ENTRIES:

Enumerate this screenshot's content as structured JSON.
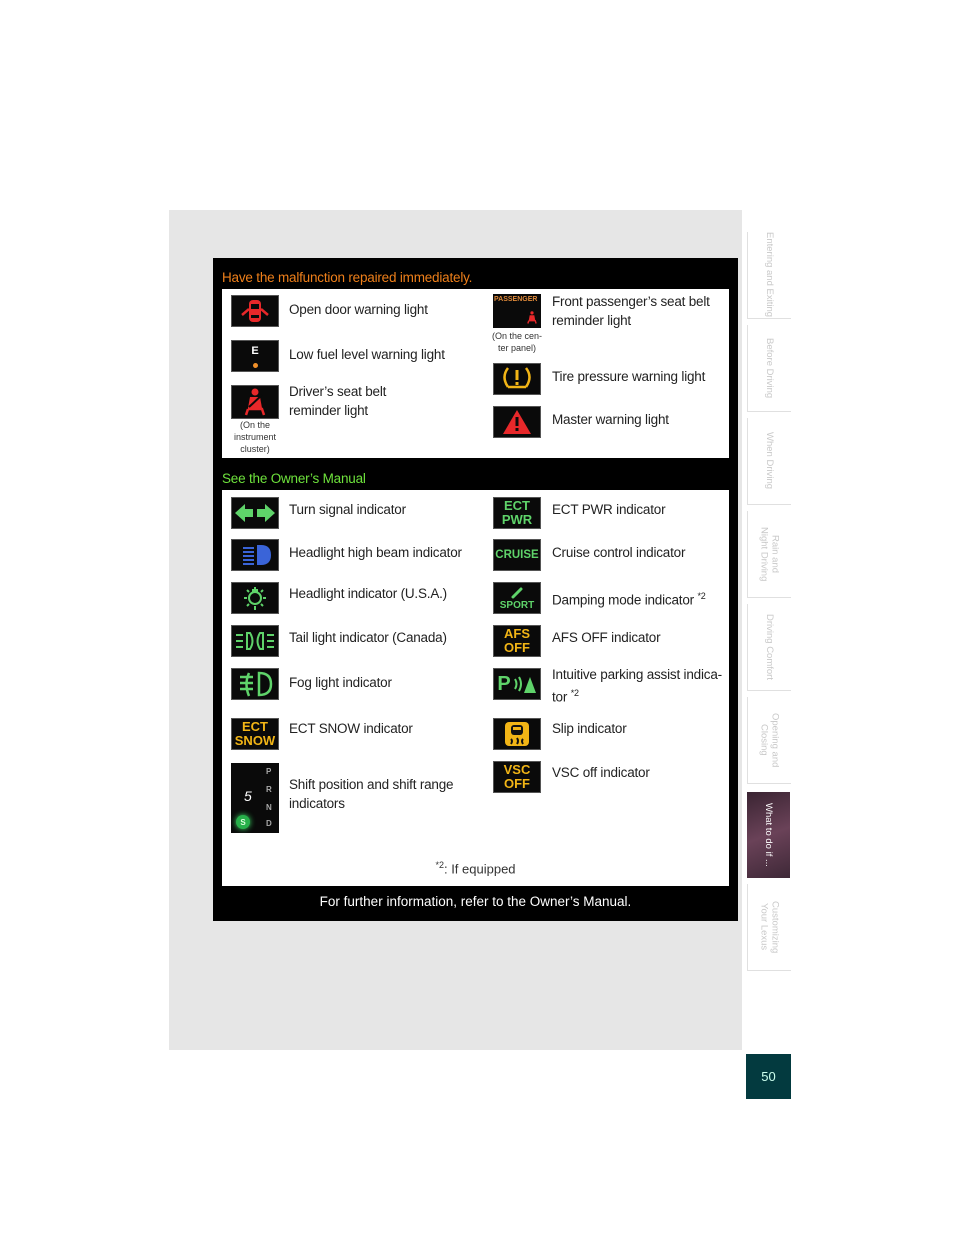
{
  "section1": {
    "title": "Have the malfunction repaired immediately.",
    "title_color": "#ee7f1a",
    "items_left": [
      {
        "icon": "open-door-icon",
        "label": "Open door warning light",
        "color": "#e8282a"
      },
      {
        "icon": "low-fuel-icon",
        "label": "Low fuel level warning light",
        "icon_text": "E",
        "color": "#f0902a"
      },
      {
        "icon": "seat-belt-icon",
        "label_line1": "Driver’s seat belt",
        "label_line2": "reminder light",
        "note_line1": "(On the",
        "note_line2": "instrument",
        "note_line3": "cluster)",
        "color": "#e8282a"
      }
    ],
    "items_right": [
      {
        "icon": "passenger-seat-belt-icon",
        "icon_text": "PASSENGER",
        "label_line1": "Front passenger’s seat belt",
        "label_line2": "reminder light",
        "note_line1": "(On the cen-",
        "note_line2": "ter panel)",
        "color": "#e8282a"
      },
      {
        "icon": "tire-pressure-icon",
        "label": "Tire pressure warning light",
        "color": "#f2b516"
      },
      {
        "icon": "master-warning-icon",
        "label": "Master warning light",
        "color": "#e8282a"
      }
    ]
  },
  "section2": {
    "title": "See the Owner’s Manual",
    "title_color": "#6ee23c",
    "items_left": [
      {
        "icon": "turn-signal-icon",
        "label": "Turn signal indicator"
      },
      {
        "icon": "high-beam-icon",
        "label": "Headlight high beam indicator"
      },
      {
        "icon": "headlight-icon",
        "label": "Headlight indicator (U.S.A.)"
      },
      {
        "icon": "tail-light-icon",
        "label": "Tail light indicator (Canada)"
      },
      {
        "icon": "fog-light-icon",
        "label": "Fog light indicator"
      },
      {
        "icon": "ect-snow-icon",
        "icon_line1": "ECT",
        "icon_line2": "SNOW",
        "label": "ECT SNOW indicator"
      },
      {
        "icon": "shift-position-icon",
        "label_line1": "Shift position and shift range",
        "label_line2": "indicators",
        "gears": [
          "P",
          "R",
          "N",
          "D"
        ],
        "range": "5",
        "mode": "S"
      }
    ],
    "items_right": [
      {
        "icon": "ect-pwr-icon",
        "icon_line1": "ECT",
        "icon_line2": "PWR",
        "label": "ECT PWR indicator"
      },
      {
        "icon": "cruise-icon",
        "icon_text": "CRUISE",
        "label": "Cruise control indicator"
      },
      {
        "icon": "damping-sport-icon",
        "icon_text": "SPORT",
        "label": "Damping mode indicator",
        "sup": "*2"
      },
      {
        "icon": "afs-off-icon",
        "icon_line1": "AFS",
        "icon_line2": "OFF",
        "label": "AFS OFF indicator"
      },
      {
        "icon": "parking-assist-icon",
        "icon_text": "P",
        "label_line1": "Intuitive parking assist indica-",
        "label_line2": "tor",
        "sup": "*2"
      },
      {
        "icon": "slip-icon",
        "label": "Slip indicator"
      },
      {
        "icon": "vsc-off-icon",
        "icon_line1": "VSC",
        "icon_line2": "OFF",
        "label": "VSC off indicator"
      }
    ],
    "footnote_mark": "*2",
    "footnote_text": ": If equipped"
  },
  "footer": "For further information, refer to the Owner’s Manual.",
  "side_tabs": [
    {
      "label": "Entering and Exiting",
      "active": false
    },
    {
      "label": "Before Driving",
      "active": false
    },
    {
      "label": "When Driving",
      "active": false
    },
    {
      "label": "Rain and\nNight Driving",
      "active": false
    },
    {
      "label": "Driving Comfort",
      "active": false
    },
    {
      "label": "Opening and Closing",
      "active": false
    },
    {
      "label": "What to do if ...",
      "active": true
    },
    {
      "label": "Customizing\nYour Lexus",
      "active": false
    }
  ],
  "page_number": "50",
  "colors": {
    "green_icon": "#5fd36a",
    "amber_icon": "#f2b516",
    "blue_icon": "#3a64d8",
    "page_tab": "#033a3f"
  }
}
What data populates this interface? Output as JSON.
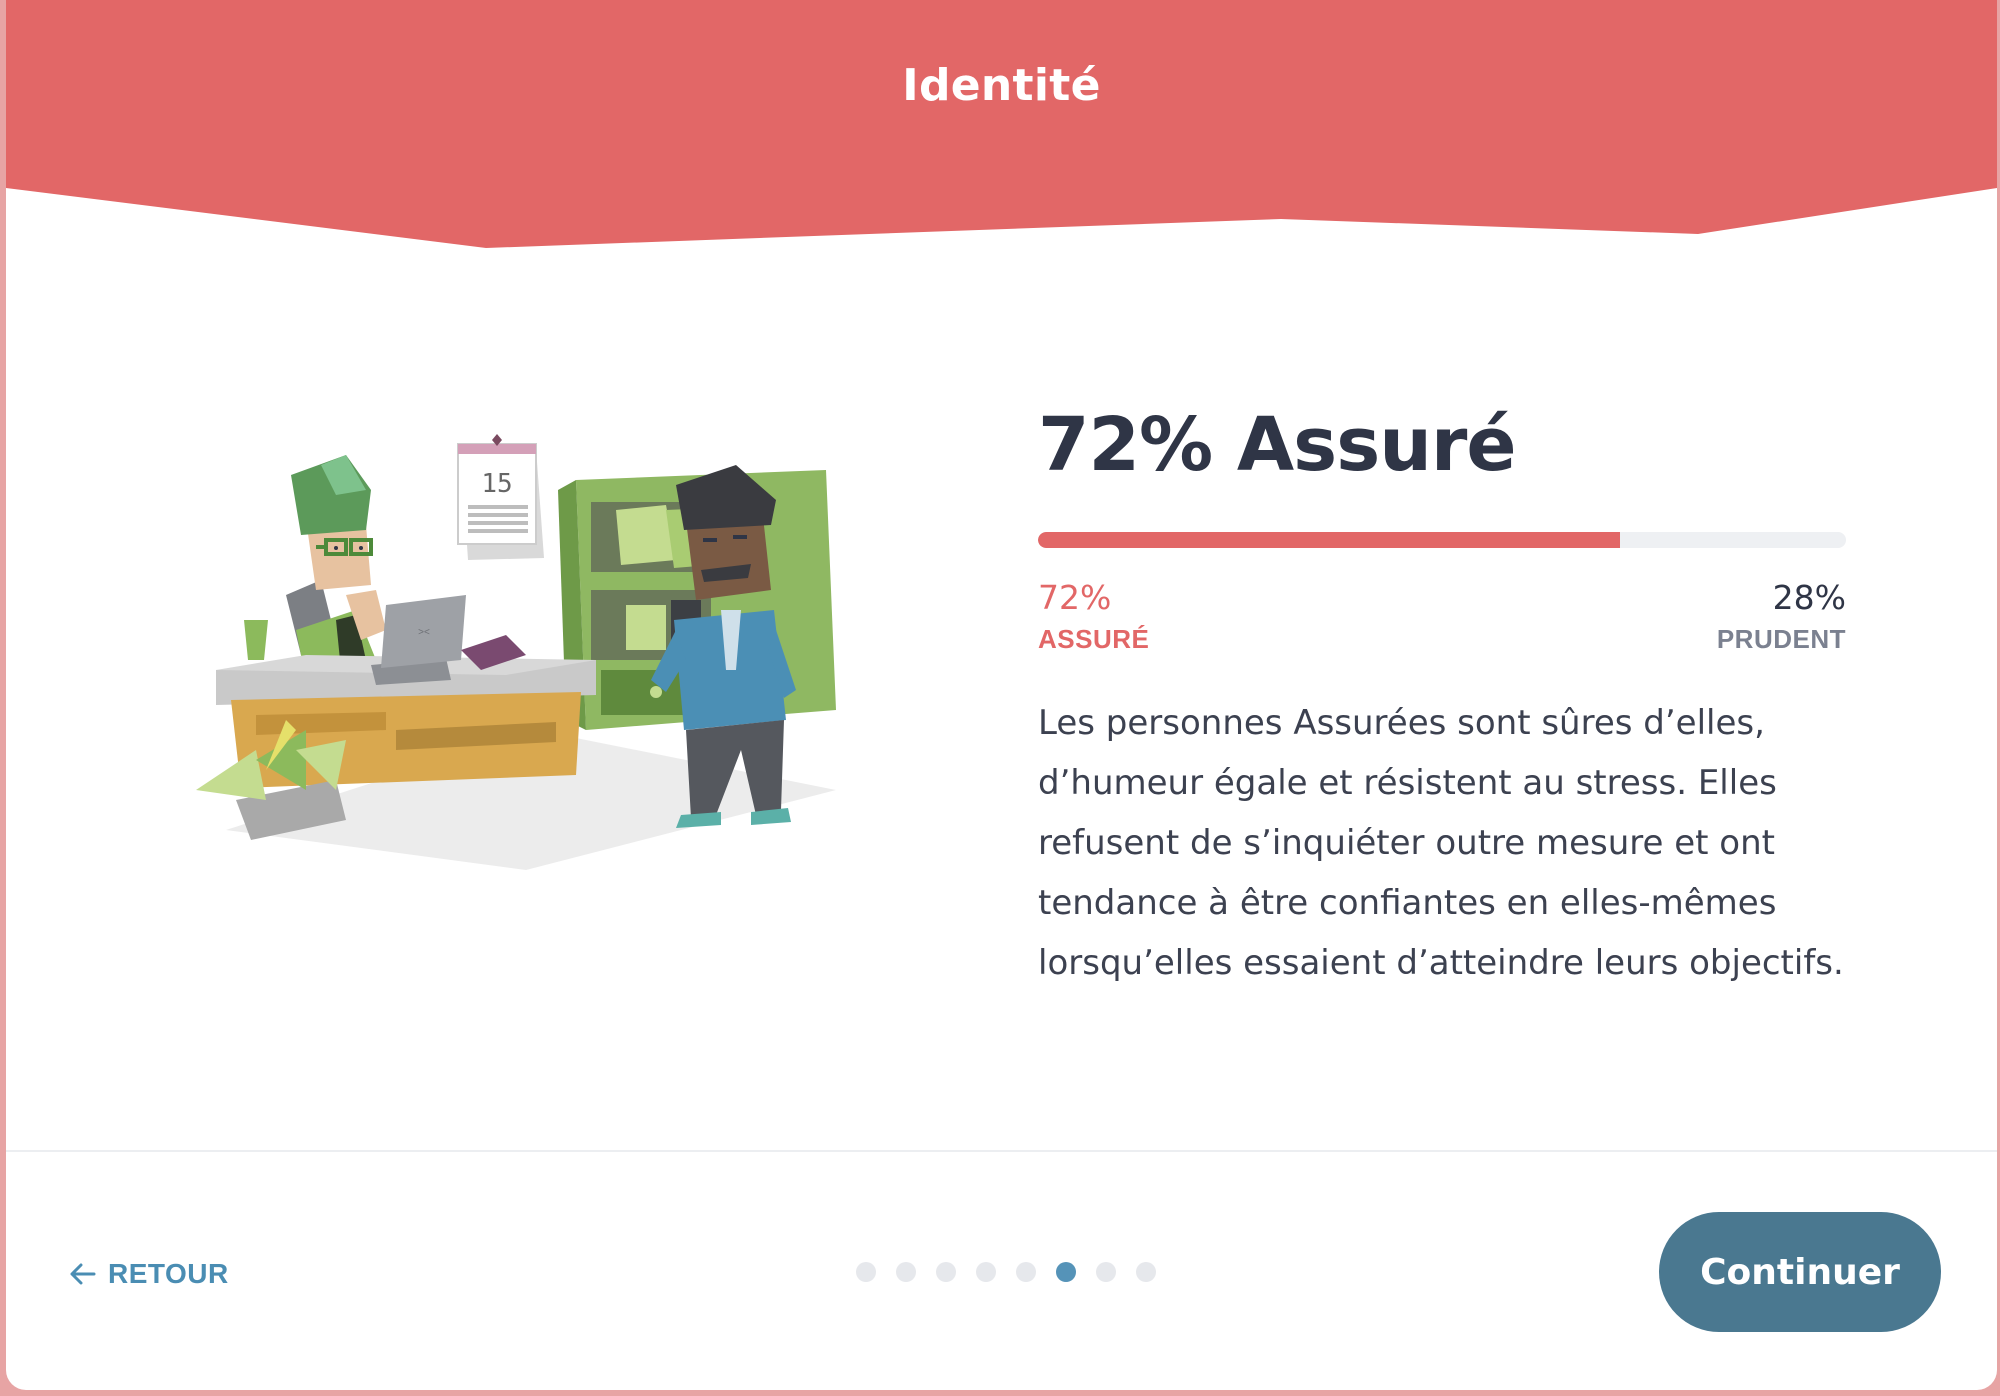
{
  "header": {
    "title": "Identité",
    "color": "#e26767"
  },
  "result": {
    "title": "72% Assuré",
    "progress": 0.72,
    "left": {
      "percent": "72%",
      "label": "ASSURÉ"
    },
    "right": {
      "percent": "28%",
      "label": "PRUDENT"
    },
    "description": "Les personnes Assurées sont sûres d’elles, d’humeur égale et résistent au stress. Elles refusent de s’inquiéter outre mesure et ont tendance à être confiantes en elles-mêmes lorsqu’elles essaient d’atteindre leurs objectifs."
  },
  "illustration": {
    "calendar_day": "15"
  },
  "footer": {
    "back_label": "RETOUR",
    "back_icon": "arrow-left-icon",
    "pagination": {
      "total": 8,
      "current": 6
    },
    "continue_label": "Continuer"
  },
  "colors": {
    "accent": "#e26767",
    "link": "#4a8db3",
    "button": "#4a7890",
    "dot_active": "#5593b8",
    "text_dark": "#2f3546"
  }
}
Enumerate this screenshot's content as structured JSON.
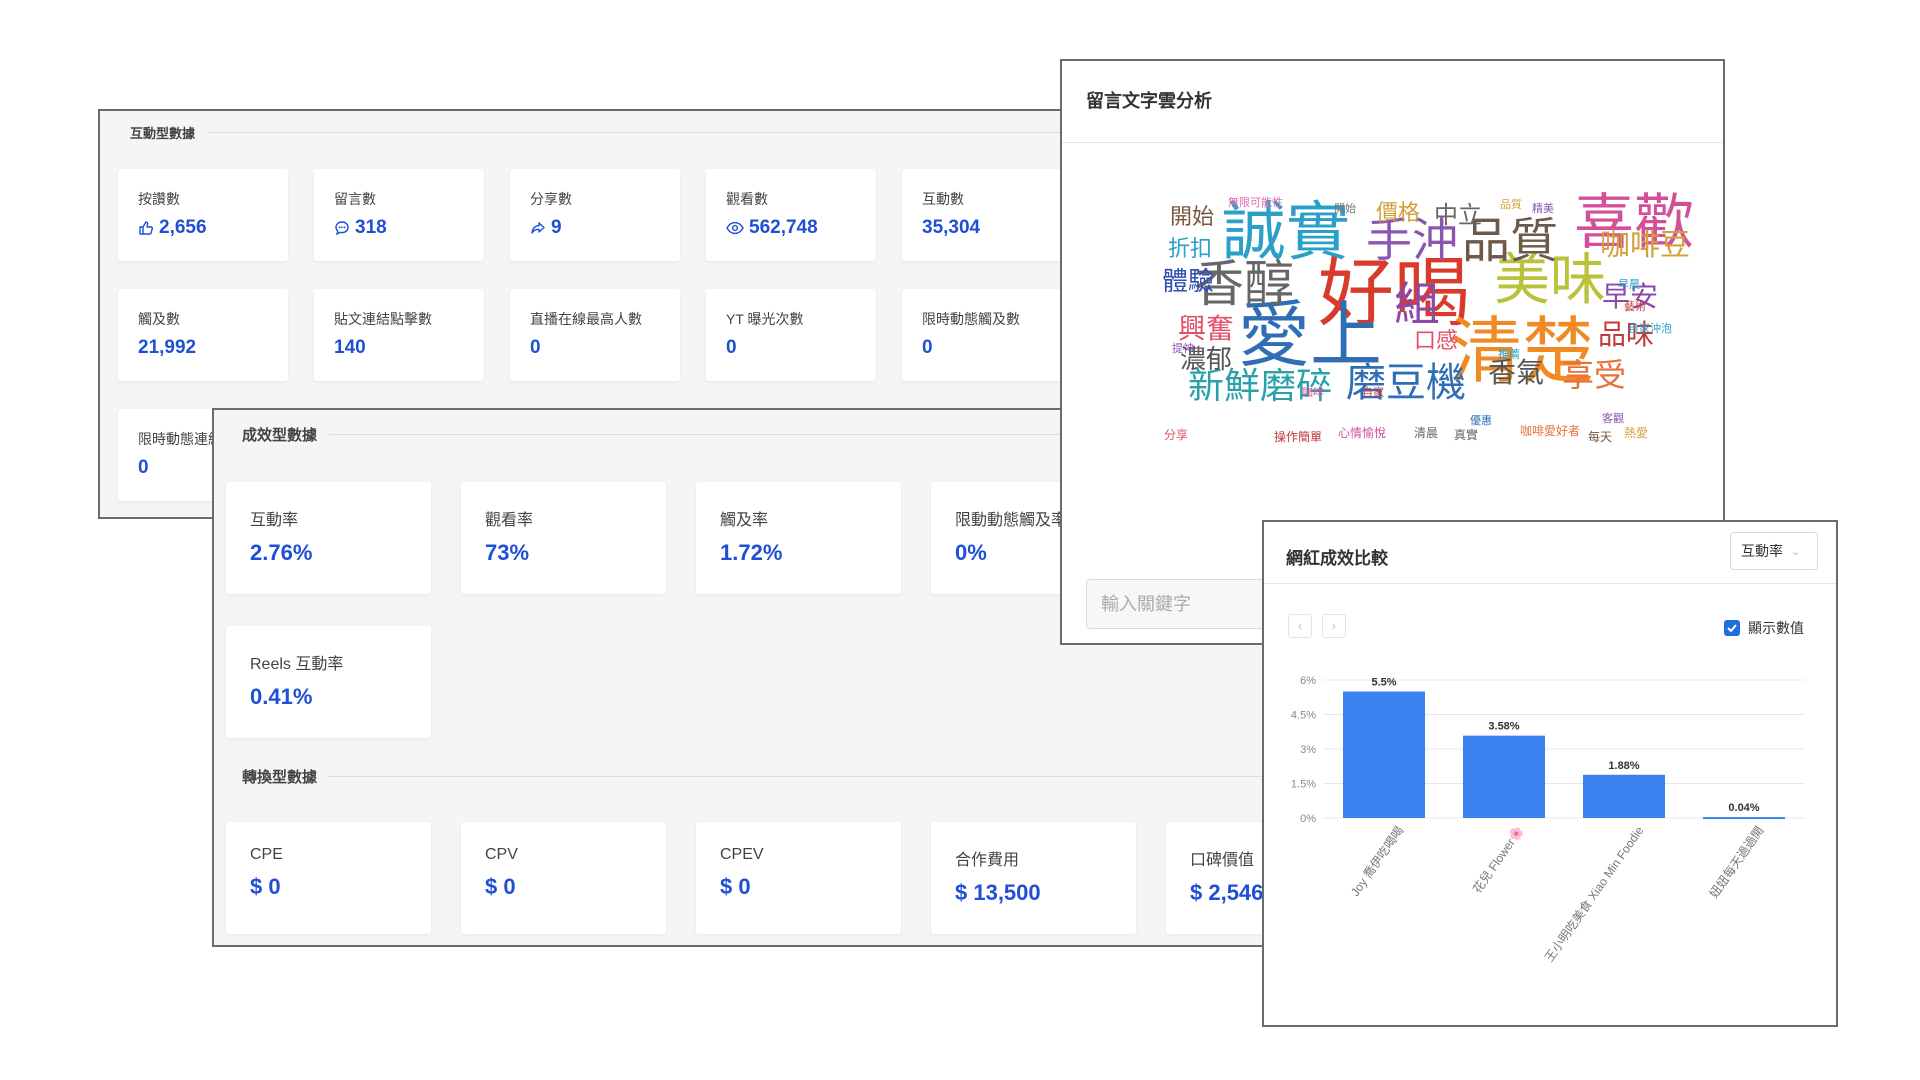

EXERCISE OBJECTIVE: Within the entries above, how many lines contain "Manual"? Respond with the number only.

RESULT OF THE TASK: 2